REQUEST: Hunt for the word "Tadvi" across the entries below, copying each line that holds it.

RECORDED DATA:
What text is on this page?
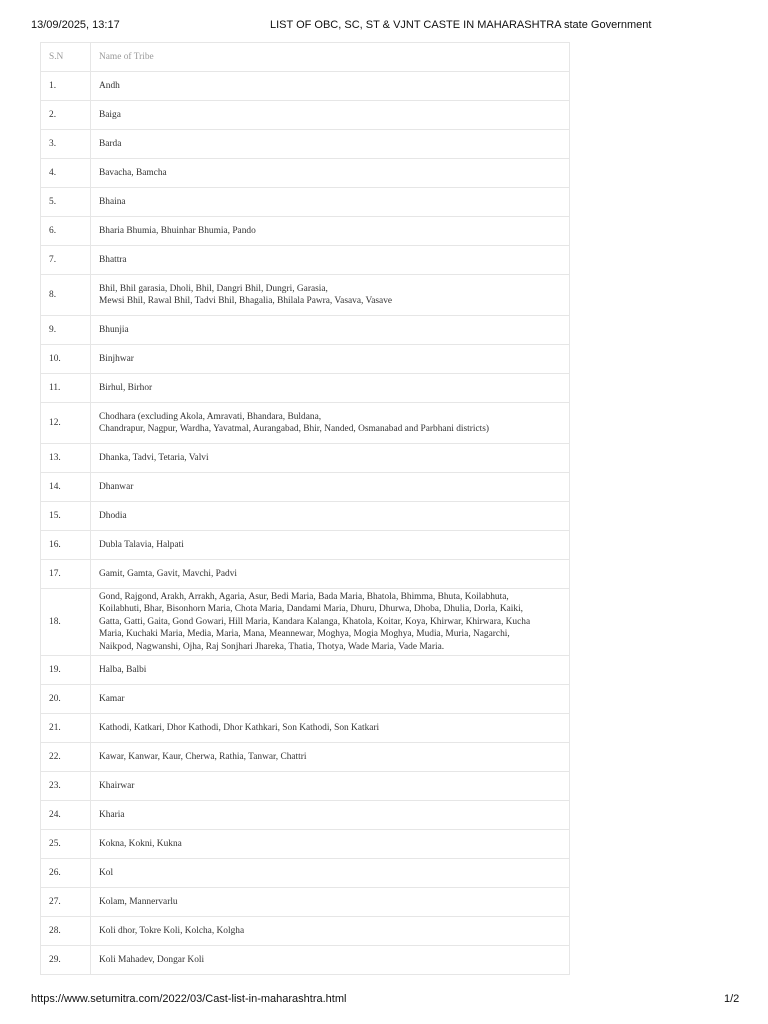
13/09/2025, 13:17	LIST OF OBC, SC, ST & VJNT CASTE IN MAHARASHTRA state Government
S.N	Name of Tribe
1.	Andh
2.	Baiga
3.	Barda
4.	Bavacha, Bamcha
5.	Bhaina
6.	Bharia Bhumia, Bhuinhar Bhumia, Pando
7.	Bhattra
8.	Bhil, Bhil garasia, Dholi, Bhil, Dangri Bhil, Dungri, Garasia,
Mewsi Bhil, Rawal Bhil, Tadvi Bhil, Bhagalia, Bhilala Pawra, Vasava, Vasave
9.	Bhunjia
10.	Binjhwar
11.	Birhul, Birhor
12.	Chodhara (excluding Akola, Amravati, Bhandara, Buldana,
Chandrapur, Nagpur, Wardha, Yavatmal, Aurangabad, Bhir, Nanded, Osmanabad and Parbhani districts)
13.	Dhanka, Tadvi, Tetaria, Valvi
14.	Dhanwar
15.	Dhodia
16.	Dubla Talavia, Halpati
17.	Gamit, Gamta, Gavit, Mavchi, Padvi
18.	Gond, Rajgond, Arakh, Arrakh, Agaria, Asur, Bedi Maria, Bada Maria, Bhatola, Bhimma, Bhuta, Koilabhuta,
Koilabhuti, Bhar, Bisonhorn Maria, Chota Maria, Dandami Maria, Dhuru, Dhurwa, Dhoba, Dhulia, Dorla, Kaiki,
Gatta, Gatti, Gaita, Gond Gowari, Hill Maria, Kandara Kalanga, Khatola, Koitar, Koya, Khirwar, Khirwara, Kucha
Maria, Kuchaki Maria, Media, Maria, Mana, Meannewar, Moghya, Mogia Moghya, Mudia, Muria, Nagarchi,
Naikpod, Nagwanshi, Ojha, Raj Sonjhari Jhareka, Thatia, Thotya, Wade Maria, Vade Maria.
19.	Halba, Balbi
20.	Kamar
21.	Kathodi, Katkari, Dhor Kathodi, Dhor Kathkari, Son Kathodi, Son Katkari
22.	Kawar, Kanwar, Kaur, Cherwa, Rathia, Tanwar, Chattri
23.	Khairwar
24.	Kharia
25.	Kokna, Kokni, Kukna
26.	Kol
27.	Kolam, Mannervarlu
28.	Koli dhor, Tokre Koli, Kolcha, Kolgha
29.	Koli Mahadev, Dongar Koli
https://www.setumitra.com/2022/03/Cast-list-in-maharashtra.html	1/2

WRITTEN RESPONSE:
Mewsi Bhil, Rawal Bhil, Tadvi Bhil, Bhagalia, Bhilala Pawra, Vasava, Vasave
13.	Dhanka, Tadvi, Tetaria, Valvi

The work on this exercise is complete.